WRITTEN TASK:
Print the full listing exactly.

[Stored items]
◆ ◆ ◆
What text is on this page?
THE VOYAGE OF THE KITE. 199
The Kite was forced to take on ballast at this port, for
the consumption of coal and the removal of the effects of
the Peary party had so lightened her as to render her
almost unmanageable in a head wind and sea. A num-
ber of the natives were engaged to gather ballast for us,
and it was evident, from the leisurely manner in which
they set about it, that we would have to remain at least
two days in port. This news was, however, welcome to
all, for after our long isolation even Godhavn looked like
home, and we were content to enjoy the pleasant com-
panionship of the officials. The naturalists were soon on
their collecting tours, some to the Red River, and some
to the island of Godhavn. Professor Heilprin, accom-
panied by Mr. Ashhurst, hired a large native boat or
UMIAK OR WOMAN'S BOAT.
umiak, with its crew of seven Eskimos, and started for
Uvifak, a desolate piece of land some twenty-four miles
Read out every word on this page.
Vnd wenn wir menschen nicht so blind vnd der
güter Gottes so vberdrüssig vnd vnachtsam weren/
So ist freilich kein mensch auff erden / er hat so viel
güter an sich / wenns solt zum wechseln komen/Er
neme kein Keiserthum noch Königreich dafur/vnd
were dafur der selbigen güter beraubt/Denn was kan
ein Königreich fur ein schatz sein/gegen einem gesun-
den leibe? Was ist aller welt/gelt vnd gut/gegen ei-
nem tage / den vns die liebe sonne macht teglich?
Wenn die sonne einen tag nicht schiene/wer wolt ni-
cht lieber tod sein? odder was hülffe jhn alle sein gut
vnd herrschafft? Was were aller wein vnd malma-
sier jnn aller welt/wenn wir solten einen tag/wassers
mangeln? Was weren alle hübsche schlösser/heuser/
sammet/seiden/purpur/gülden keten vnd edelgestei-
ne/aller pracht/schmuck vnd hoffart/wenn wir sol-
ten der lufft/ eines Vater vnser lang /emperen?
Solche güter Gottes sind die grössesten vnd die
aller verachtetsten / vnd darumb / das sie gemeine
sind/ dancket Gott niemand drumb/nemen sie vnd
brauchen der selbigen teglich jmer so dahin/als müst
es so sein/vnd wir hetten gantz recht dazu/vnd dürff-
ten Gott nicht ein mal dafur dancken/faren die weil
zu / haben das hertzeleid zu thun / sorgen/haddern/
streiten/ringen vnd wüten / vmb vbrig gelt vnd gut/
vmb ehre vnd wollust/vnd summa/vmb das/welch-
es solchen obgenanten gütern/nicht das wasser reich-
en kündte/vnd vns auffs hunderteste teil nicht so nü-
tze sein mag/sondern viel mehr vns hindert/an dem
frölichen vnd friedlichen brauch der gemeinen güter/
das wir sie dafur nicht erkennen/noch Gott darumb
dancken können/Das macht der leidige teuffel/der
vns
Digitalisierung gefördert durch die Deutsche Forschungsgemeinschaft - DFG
◆ ◆ ◆
ANSWER TO THE TASK:
What text is on this page?
THE VOYAGE OF THE KITE. 199
The Kite was forced to take on ballast at this port, for
the consumption of coal and the removal of the effects of
the Peary party had so lightened her as to render her
almost unmanageable in a head wind and sea. A num-
ber of the natives were engaged to gather ballast for us,
and it was evident, from the leisurely manner in which
they set about it, that we would have to remain at least
two days in port. This news was, however, welcome to
all, for after our long isolation even Godhavn looked like
home, and we were content to enjoy the pleasant com-
panionship of the officials. The naturalists were soon on
their collecting tours, some to the Red River, and some
to the island of Godhavn. Professor Heilprin, accom-
panied by Mr. Ashhurst, hired a large native boat or
UMIAK OR WOMAN'S BOAT.
umiak, with its crew of seven Eskimos, and started for
Uvifak, a desolate piece of land some twenty-four miles
Read out every word on this page.
Vnd wenn wir menschen nicht so blind vnd der
güter Gottes so vberdrüssig vnd vnachtsam weren/
So ist freilich kein mensch auff erden / er hat so viel
güter an sich / wenns solt zum wechseln komen/Er
neme kein Keiserthum noch Königreich dafur/vnd
were dafur der selbigen güter beraubt/Denn was kan
ein Königreich fur ein schatz sein/gegen einem gesun-
den leibe? Was ist aller welt/gelt vnd gut/gegen ei-
nem tage / den vns die liebe sonne macht teglich?
Wenn die sonne einen tag nicht schiene/wer wolt ni-
cht lieber tod sein? odder was hülffe jhn alle sein gut
vnd herrschafft? Was were aller wein vnd malma-
sier jnn aller welt/wenn wir solten einen tag/wassers
mangeln? Was weren alle hübsche schlösser/heuser/
sammet/seiden/purpur/gülden keten vnd edelgestei-
ne/aller pracht/schmuck vnd hoffart/wenn wir sol-
ten der lufft/ eines Vater vnser lang /emperen?
Solche güter Gottes sind die grössesten vnd die
aller verachtetsten / vnd darumb / das sie gemeine
sind/ dancket Gott niemand drumb/nemen sie vnd
brauchen der selbigen teglich jmer so dahin/als müst
es so sein/vnd wir hetten gantz recht dazu/vnd dürff-
ten Gott nicht ein mal dafur dancken/faren die weil
zu / haben das hertzeleid zu thun / sorgen/haddern/
streiten/ringen vnd wüten / vmb vbrig gelt vnd gut/
vmb ehre vnd wollust/vnd summa/vmb das/welch-
es solchen obgenanten gütern/nicht das wasser reich-
en kündte/vnd vns auffs hunderteste teil nicht so nü-
tze sein mag/sondern viel mehr vns hindert/an dem
frölichen vnd friedlichen brauch der gemeinen güter/
das wir sie dafur nicht erkennen/noch Gott darumb
dancken können/Das macht der leidige teuffel/der
vns
Digitalisierung gefördert durch die Deutsche Forschungsgemeinschaft - DFG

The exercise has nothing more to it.